◆ Task to complete: Your task is to print the material below exactly as presented.

◆ Dataset records:

########

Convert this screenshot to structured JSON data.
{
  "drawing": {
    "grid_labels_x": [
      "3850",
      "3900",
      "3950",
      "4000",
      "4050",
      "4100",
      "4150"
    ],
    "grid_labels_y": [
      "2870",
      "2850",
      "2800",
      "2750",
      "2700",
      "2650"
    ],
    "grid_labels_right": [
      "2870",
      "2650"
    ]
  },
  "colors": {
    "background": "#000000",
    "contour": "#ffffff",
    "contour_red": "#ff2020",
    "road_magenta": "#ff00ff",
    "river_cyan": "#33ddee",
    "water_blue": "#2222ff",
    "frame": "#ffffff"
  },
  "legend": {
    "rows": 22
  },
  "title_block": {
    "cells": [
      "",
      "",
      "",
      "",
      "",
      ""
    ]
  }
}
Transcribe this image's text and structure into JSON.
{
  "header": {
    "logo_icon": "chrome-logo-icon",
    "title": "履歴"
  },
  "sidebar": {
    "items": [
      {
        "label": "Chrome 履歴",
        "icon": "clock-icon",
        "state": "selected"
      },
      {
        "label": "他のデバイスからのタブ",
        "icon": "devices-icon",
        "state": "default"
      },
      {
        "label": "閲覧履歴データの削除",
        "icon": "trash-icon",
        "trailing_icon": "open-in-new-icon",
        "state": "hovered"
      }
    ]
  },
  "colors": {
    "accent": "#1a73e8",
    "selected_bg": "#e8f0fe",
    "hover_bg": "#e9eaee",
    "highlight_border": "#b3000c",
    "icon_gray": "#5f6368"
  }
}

########

◆ Reply to the task:
Convert this screenshot to structured JSON data.
{
  "drawing": {
    "grid_labels_x": [
      "3850",
      "3900",
      "3950",
      "4000",
      "4050",
      "4100",
      "4150"
    ],
    "grid_labels_y": [
      "2870",
      "2850",
      "2800",
      "2750",
      "2700",
      "2650"
    ],
    "grid_labels_right": [
      "2870",
      "2650"
    ]
  },
  "colors": {
    "background": "#000000",
    "contour": "#ffffff",
    "contour_red": "#ff2020",
    "road_magenta": "#ff00ff",
    "river_cyan": "#33ddee",
    "water_blue": "#2222ff",
    "frame": "#ffffff"
  },
  "legend": {
    "rows": 22
  },
  "title_block": {
    "cells": [
      "",
      "",
      "",
      "",
      "",
      ""
    ]
  }
}
Transcribe this image's text and structure into JSON.
{
  "header": {
    "logo_icon": "chrome-logo-icon",
    "title": "履歴"
  },
  "sidebar": {
    "items": [
      {
        "label": "Chrome 履歴",
        "icon": "clock-icon",
        "state": "selected"
      },
      {
        "label": "他のデバイスからのタブ",
        "icon": "devices-icon",
        "state": "default"
      },
      {
        "label": "閲覧履歴データの削除",
        "icon": "trash-icon",
        "trailing_icon": "open-in-new-icon",
        "state": "hovered"
      }
    ]
  },
  "colors": {
    "accent": "#1a73e8",
    "selected_bg": "#e8f0fe",
    "hover_bg": "#e9eaee",
    "highlight_border": "#b3000c",
    "icon_gray": "#5f6368"
  }
}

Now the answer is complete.